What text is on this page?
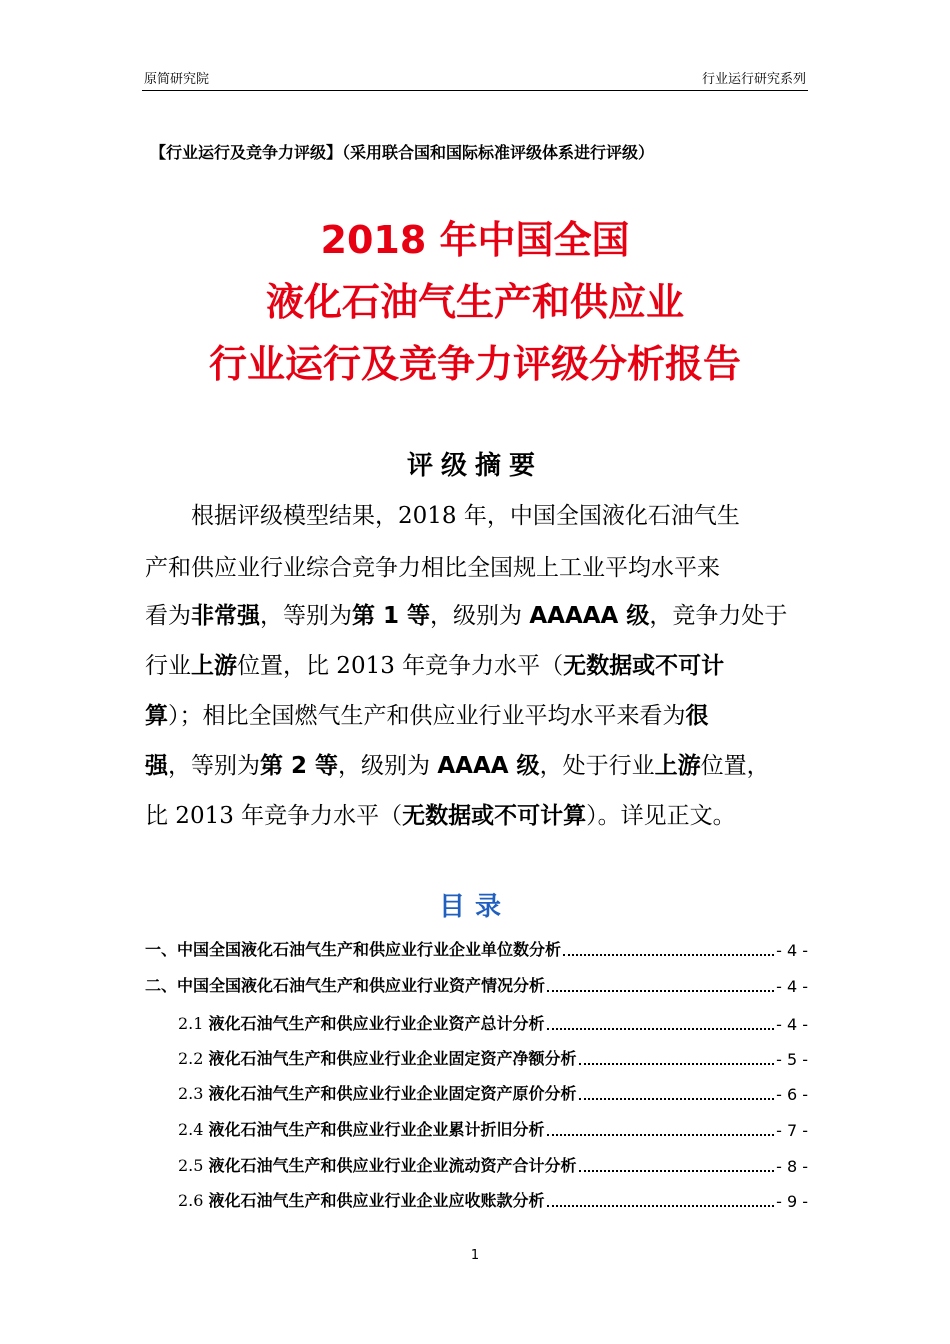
原简研究院	行业运行研究系列
【行业运行及竞争力评级】（采用联合国和国际标准评级体系进行评级）
2018 年中国全国
液化石油气生产和供应业
行业运行及竞争力评级分析报告
评级摘要
　　根据评级模型结果，2018 年，中国全国液化石油气生
产和供应业行业综合竞争力相比全国规上工业平均水平来
看为非常强，等别为第 1 等，级别为 AAAAA 级，竞争力处于
行业上游位置，比 2013 年竞争力水平（无数据或不可计
算）；相比全国燃气生产和供应业行业平均水平来看为很
强，等别为第 2 等，级别为 AAAA 级，处于行业上游位置，
比 2013 年竞争力水平（无数据或不可计算）。详见正文。
目录
一、中国全国液化石油气生产和供应业行业企业单位数分析	- 4 -
二、中国全国液化石油气生产和供应业行业资产情况分析	- 4 -
2.1 液化石油气生产和供应业行业企业资产总计分析	- 4 -
2.2 液化石油气生产和供应业行业企业固定资产净额分析	- 5 -
2.3 液化石油气生产和供应业行业企业固定资产原价分析	- 6 -
2.4 液化石油气生产和供应业行业企业累计折旧分析	- 7 -
2.5 液化石油气生产和供应业行业企业流动资产合计分析	- 8 -
2.6 液化石油气生产和供应业行业企业应收账款分析	- 9 -
1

· · · · ·

▶ **Problem details**:
Copy the lines from the entries above in which the word "等别为第" appears.

▶ **Solution to the problem**:
看为非常强，等别为第 1 等，级别为 AAAAA 级，竞争力处于
强，等别为第 2 等，级别为 AAAA 级，处于行业上游位置，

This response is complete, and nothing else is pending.